**TÂCHES À RÉALISER**
**a)** Pour chacune des affirmations suivantes, dites par oui ou par non si elle concorde avec l'extrait sur l'Afghanistan, et citez à l'identique les mots du texte qui permettent de trancher : (i) Kaboul a été reprise par les Talibans ; (ii) la région connaît des conflits incessants depuis les années 90 ; (iii) Madina Wardak affirme que la population de sa région vit dans un monde post-colonial.
**b)** Recopiez tel quel le passage des entrées qui va de leur début jusqu'à la ligne contenant « post-title[interactable]: 카드 포인트 », ces deux bornes comprises.

**EXTRAIT DU DOCUMENT**
#####
Depuis quelques jours, nous voyons, avec horreur, défiler les images de Kaboul, capitale de l’Afghanistan, reconquise par les Talibans. Comme de nombreuses personnes, nous nous sentons envahies par un sentiment d’impuissance et de désespoir.
Le peuple afghan est l’un des grands sacrifiés des conflits impérialistes du 20e et du 21e siècle. Cette région du monde est soumise à d’incessants conflits depuis les années 70 ; la majorité de ses habitants n’a jamais vécu dans un pays qui ne soit pas sous occupation coloniale ou guerre par procuration entre puissances mondiales.
Comme l’a dit l’activiste afghane Madina Wardak :
« La population de ma région ne vit pas dans un monde post-colonial ; nous existons au sein même des héritages laissés par les empires. Nous arrivons en rampant sur vos rivages, où vous nous dites que nous ne pouvons pas être intégrés. Mais nous, nous avons déjà été familiarisés avec vous – nous avons vu les noms de vos pays partout : sur le flanc des véhicules militaires, sur les flyers de propagandes expédiées depuis des avions, dans la bouche des femmes que vos soldats ont violées. »
#####
**DONNÉES FOURNIES**
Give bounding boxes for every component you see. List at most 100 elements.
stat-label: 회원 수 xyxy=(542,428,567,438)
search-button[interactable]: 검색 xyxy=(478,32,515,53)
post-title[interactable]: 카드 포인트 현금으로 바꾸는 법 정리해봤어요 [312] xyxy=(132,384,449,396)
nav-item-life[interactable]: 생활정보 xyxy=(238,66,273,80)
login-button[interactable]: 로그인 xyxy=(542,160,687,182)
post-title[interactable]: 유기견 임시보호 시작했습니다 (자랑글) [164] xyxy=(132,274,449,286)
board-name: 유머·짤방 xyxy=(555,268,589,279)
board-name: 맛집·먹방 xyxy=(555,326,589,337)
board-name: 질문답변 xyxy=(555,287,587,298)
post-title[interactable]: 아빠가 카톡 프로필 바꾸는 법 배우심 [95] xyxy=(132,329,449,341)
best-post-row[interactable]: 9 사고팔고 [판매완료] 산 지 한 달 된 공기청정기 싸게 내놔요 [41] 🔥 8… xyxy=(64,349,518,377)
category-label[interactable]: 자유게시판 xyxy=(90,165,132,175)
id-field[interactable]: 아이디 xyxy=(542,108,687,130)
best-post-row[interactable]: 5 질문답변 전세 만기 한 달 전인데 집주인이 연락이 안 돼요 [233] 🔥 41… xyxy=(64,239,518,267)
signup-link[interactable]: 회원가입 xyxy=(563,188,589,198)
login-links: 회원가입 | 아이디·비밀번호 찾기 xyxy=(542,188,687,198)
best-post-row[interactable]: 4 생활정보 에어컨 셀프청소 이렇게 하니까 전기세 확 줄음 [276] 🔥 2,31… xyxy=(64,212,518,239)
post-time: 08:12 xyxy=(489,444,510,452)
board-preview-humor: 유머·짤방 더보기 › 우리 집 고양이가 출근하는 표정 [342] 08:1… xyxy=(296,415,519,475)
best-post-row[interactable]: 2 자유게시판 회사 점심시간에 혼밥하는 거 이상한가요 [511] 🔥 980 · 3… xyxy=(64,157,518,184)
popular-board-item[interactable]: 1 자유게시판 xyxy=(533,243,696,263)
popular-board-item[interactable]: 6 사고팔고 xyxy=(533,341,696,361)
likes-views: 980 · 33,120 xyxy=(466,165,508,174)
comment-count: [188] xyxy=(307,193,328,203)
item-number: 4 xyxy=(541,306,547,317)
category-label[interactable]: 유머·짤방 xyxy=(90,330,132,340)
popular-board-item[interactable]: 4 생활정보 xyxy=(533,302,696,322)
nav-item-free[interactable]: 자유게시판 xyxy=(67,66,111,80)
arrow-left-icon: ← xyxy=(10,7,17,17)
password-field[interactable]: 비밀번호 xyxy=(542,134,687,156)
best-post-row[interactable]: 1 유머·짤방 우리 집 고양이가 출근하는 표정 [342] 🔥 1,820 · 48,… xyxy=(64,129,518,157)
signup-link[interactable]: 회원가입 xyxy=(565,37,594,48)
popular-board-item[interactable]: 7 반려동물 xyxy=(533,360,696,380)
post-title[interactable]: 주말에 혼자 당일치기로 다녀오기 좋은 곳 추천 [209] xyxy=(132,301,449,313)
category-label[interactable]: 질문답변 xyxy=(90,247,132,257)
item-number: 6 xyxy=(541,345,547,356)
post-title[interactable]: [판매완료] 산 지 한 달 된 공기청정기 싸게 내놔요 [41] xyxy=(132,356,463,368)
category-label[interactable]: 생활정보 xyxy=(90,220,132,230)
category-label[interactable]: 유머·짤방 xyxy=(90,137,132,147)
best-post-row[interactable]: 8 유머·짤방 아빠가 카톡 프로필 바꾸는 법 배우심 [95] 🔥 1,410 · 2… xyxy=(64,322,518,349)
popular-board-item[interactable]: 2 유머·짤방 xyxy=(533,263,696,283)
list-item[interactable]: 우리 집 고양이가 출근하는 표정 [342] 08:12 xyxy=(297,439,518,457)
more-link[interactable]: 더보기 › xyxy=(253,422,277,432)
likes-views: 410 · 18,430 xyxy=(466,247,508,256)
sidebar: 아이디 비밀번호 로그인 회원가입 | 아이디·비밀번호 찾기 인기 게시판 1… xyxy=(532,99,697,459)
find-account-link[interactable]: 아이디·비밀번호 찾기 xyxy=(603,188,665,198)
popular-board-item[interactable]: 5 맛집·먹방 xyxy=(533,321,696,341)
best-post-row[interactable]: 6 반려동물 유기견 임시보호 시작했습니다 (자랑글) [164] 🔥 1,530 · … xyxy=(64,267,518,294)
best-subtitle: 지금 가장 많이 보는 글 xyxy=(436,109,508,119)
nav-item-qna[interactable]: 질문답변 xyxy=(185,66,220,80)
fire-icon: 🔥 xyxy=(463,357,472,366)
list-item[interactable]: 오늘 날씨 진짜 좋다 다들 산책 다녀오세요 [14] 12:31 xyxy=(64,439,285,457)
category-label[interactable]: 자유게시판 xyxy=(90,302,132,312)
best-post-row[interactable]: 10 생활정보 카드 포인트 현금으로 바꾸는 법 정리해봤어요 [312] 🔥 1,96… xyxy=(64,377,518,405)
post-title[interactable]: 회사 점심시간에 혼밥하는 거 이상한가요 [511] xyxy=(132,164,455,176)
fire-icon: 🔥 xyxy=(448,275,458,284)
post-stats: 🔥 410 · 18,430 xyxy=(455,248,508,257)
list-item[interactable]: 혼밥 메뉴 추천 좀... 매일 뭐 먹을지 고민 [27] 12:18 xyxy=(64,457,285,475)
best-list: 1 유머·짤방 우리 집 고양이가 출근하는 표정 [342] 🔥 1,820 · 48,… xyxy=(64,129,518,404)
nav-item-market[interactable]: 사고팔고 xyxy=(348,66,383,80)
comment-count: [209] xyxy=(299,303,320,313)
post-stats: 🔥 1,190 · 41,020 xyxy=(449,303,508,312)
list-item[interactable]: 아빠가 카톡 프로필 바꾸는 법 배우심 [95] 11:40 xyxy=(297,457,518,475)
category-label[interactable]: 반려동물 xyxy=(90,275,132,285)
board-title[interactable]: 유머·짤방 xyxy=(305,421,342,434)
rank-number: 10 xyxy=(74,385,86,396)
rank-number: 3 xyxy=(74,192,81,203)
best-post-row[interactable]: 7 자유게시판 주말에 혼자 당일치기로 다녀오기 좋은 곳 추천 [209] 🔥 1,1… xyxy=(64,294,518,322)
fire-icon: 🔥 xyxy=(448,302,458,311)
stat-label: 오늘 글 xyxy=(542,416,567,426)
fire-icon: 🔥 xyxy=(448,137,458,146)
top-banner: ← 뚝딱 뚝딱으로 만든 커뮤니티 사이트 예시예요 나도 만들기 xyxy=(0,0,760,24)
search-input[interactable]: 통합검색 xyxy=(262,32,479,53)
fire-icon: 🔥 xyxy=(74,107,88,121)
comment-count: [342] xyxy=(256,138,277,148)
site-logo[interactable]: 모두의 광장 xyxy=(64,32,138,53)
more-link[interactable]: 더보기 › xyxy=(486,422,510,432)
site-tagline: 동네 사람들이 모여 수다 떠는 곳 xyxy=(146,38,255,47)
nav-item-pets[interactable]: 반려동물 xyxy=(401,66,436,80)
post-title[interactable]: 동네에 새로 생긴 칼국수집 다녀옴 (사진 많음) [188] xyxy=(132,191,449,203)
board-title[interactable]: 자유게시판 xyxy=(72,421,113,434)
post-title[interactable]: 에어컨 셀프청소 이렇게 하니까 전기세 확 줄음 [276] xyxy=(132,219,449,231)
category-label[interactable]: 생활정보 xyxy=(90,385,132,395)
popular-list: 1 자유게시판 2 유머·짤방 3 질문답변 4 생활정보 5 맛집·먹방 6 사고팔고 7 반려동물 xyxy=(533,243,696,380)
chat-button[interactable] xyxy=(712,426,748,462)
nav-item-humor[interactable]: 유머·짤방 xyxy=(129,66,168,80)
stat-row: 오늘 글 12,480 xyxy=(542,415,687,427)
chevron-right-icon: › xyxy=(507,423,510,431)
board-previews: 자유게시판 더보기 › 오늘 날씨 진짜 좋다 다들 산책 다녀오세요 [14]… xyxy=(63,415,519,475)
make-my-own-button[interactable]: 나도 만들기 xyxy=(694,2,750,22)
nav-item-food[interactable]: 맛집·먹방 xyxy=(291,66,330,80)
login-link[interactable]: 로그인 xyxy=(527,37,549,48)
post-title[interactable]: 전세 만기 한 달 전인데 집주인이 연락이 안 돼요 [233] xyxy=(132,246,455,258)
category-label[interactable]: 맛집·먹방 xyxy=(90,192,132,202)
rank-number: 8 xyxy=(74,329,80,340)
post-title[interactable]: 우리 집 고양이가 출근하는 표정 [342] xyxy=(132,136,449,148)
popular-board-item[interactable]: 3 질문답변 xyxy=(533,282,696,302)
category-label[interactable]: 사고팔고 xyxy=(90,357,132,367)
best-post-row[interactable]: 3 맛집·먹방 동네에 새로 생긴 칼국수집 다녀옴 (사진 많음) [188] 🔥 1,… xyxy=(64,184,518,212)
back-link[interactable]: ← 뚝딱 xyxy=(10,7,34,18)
#####
**RÉPONSES ATTENDUES**
**a)**
(i) Oui : « Kaboul, capitale de l’Afghanistan, reconquise par les Talibans »
(ii) Non : « Cette région du monde est soumise à d’incessants conflits depuis les années 70 »
(iii) Non : « La population de ma région ne vit pas dans un monde post-colonial »

**b)**
Give bounding boxes for every component you see. List at most 100 elements.
stat-label: 회원 수 xyxy=(542,428,567,438)
search-button[interactable]: 검색 xyxy=(478,32,515,53)
post-title[interactable]: 카드 포인트 현금으로 바꾸는 법 정리해봤어요 [312] xyxy=(132,384,449,396)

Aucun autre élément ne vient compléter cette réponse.